TASK TO CARRY OUT:
Spot every line with the word "security" and return it.
-- begin INPUT RECORDS --
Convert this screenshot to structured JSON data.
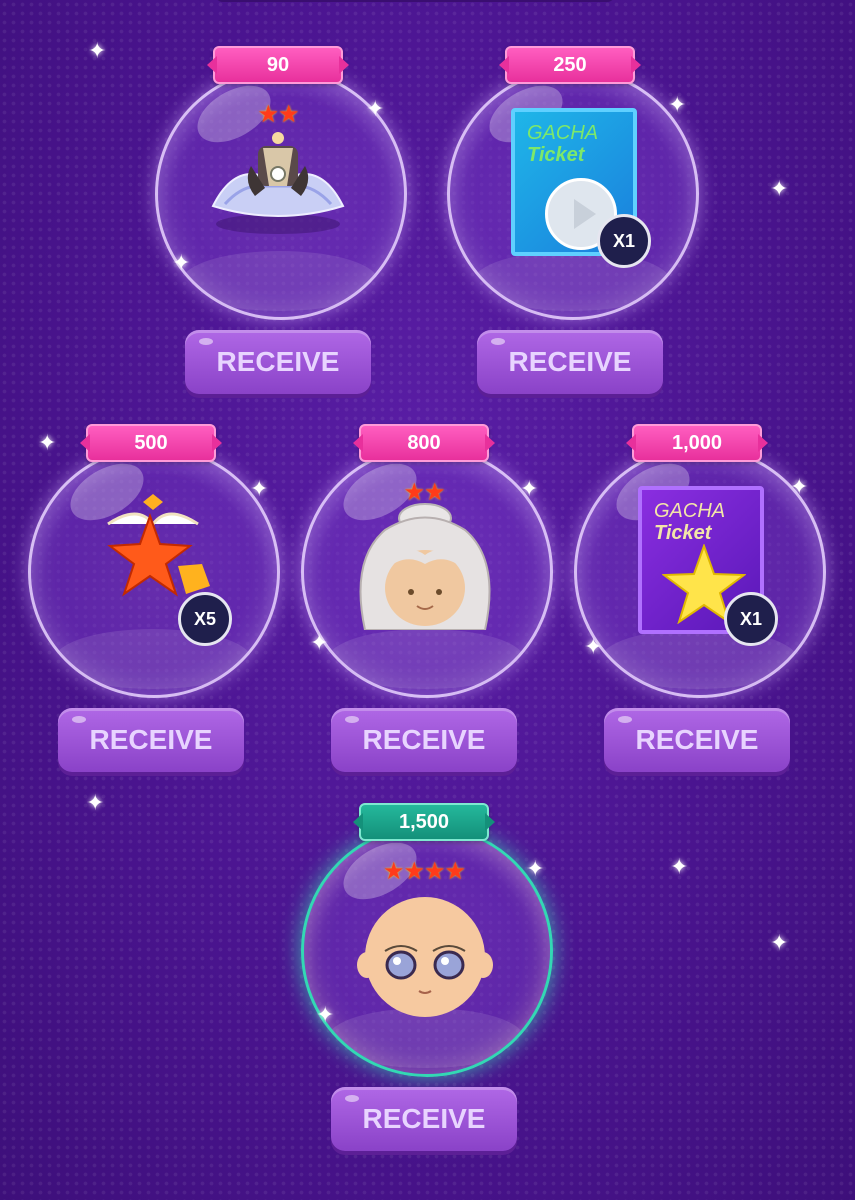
{
  "rewards": [
    {
      "price": "90",
      "stars": "★★",
      "item": "dress-icon",
      "receive_label": "RECEIVE"
    },
    {
      "price": "250",
      "ticket_line1": "GACHA",
      "ticket_line2": "Ticket",
      "qty": "X1",
      "item": "gacha-ticket-blue-icon",
      "receive_label": "RECEIVE"
    },
    {
      "price": "500",
      "qty": "X5",
      "item": "star-potion-icon",
      "receive_label": "RECEIVE"
    },
    {
      "price": "800",
      "stars": "★★",
      "item": "hairstyle-icon",
      "receive_label": "RECEIVE"
    },
    {
      "price": "1,000",
      "ticket_line1": "GACHA",
      "ticket_line2": "Ticket",
      "qty": "X1",
      "item": "gacha-ticket-purple-icon",
      "receive_label": "RECEIVE"
    },
    {
      "price": "1,500",
      "stars": "★★★★",
      "item": "face-icon",
      "receive_label": "RECEIVE"
    }
  ],
  "colors": {
    "tag_pink": "#e8309c",
    "tag_teal": "#14907a",
    "button": "#9a52d6",
    "background": "#4a148f"
  }
}
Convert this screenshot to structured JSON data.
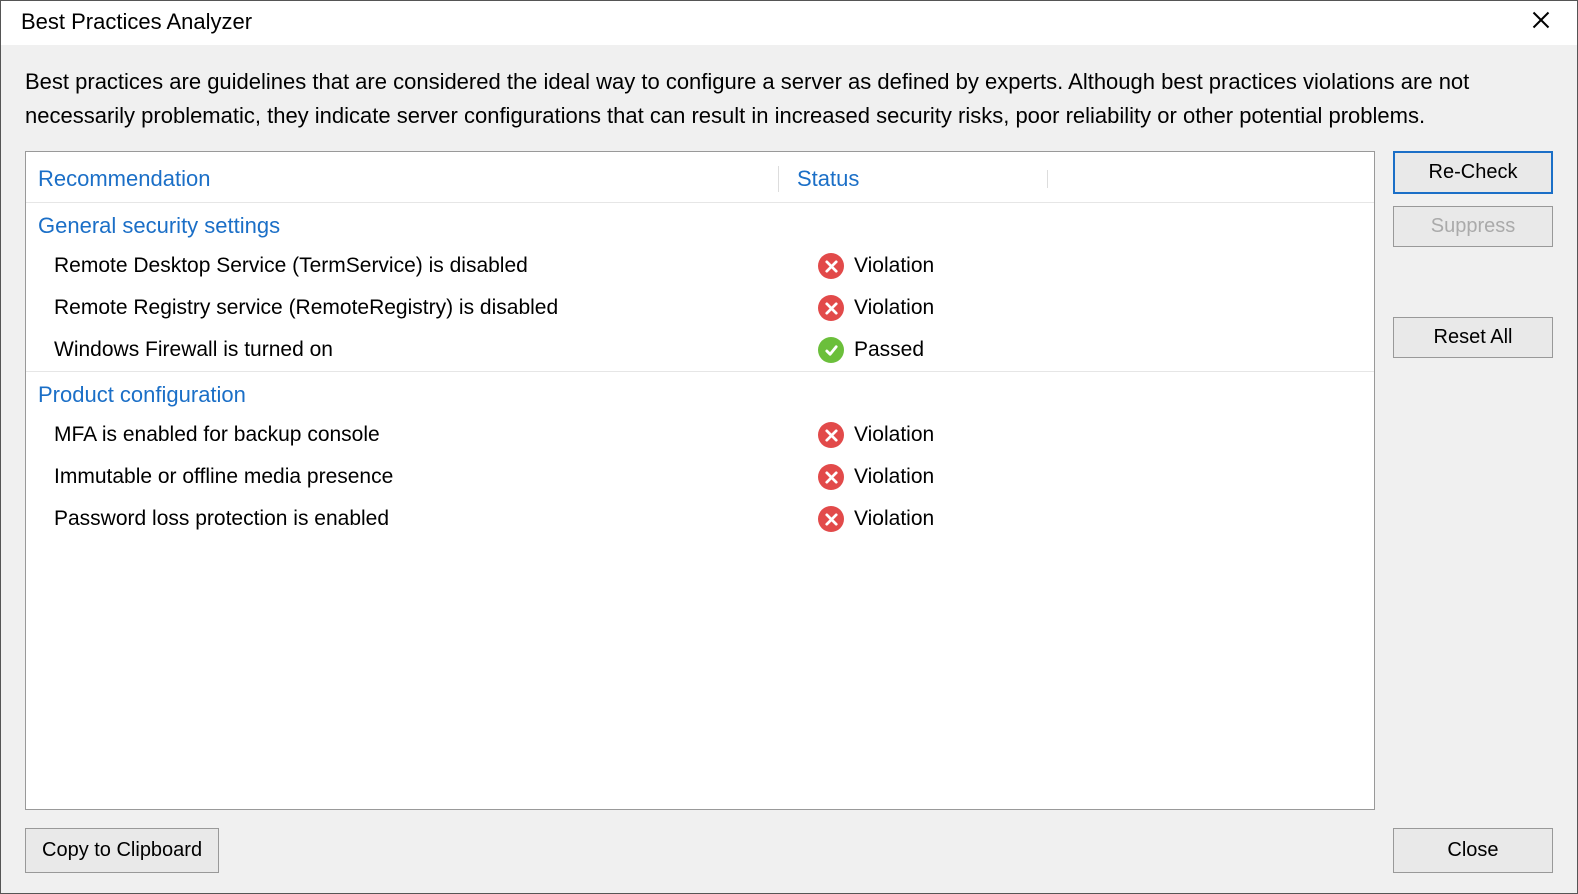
{
  "title": "Best Practices Analyzer",
  "description": "Best practices are guidelines that are considered the ideal way to configure a server as defined by experts. Although best practices violations are not necessarily problematic, they indicate server configurations that can result in increased security risks, poor reliability or other potential problems.",
  "columns": {
    "recommendation": "Recommendation",
    "status": "Status"
  },
  "groups": [
    {
      "title": "General security settings",
      "items": [
        {
          "label": "Remote Desktop Service (TermService) is disabled",
          "status": "Violation"
        },
        {
          "label": "Remote Registry service (RemoteRegistry) is disabled",
          "status": "Violation"
        },
        {
          "label": "Windows Firewall is turned on",
          "status": "Passed"
        }
      ]
    },
    {
      "title": "Product configuration",
      "items": [
        {
          "label": "MFA is enabled for backup console",
          "status": "Violation"
        },
        {
          "label": "Immutable or offline media presence",
          "status": "Violation"
        },
        {
          "label": "Password loss protection is enabled",
          "status": "Violation"
        }
      ]
    }
  ],
  "buttons": {
    "recheck": "Re-Check",
    "suppress": "Suppress",
    "resetall": "Reset All",
    "copy": "Copy to Clipboard",
    "close": "Close"
  }
}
-- end INPUT RECORDS --
ANSWER TO THE PROBLEM:
  "description": "Best practices are guidelines that are considered the ideal way to configure a server as defined by experts. Although best practices violations are not necessarily problematic, they indicate server configurations that can result in increased security risks, poor reliability or other potential problems.",
      "title": "General security settings",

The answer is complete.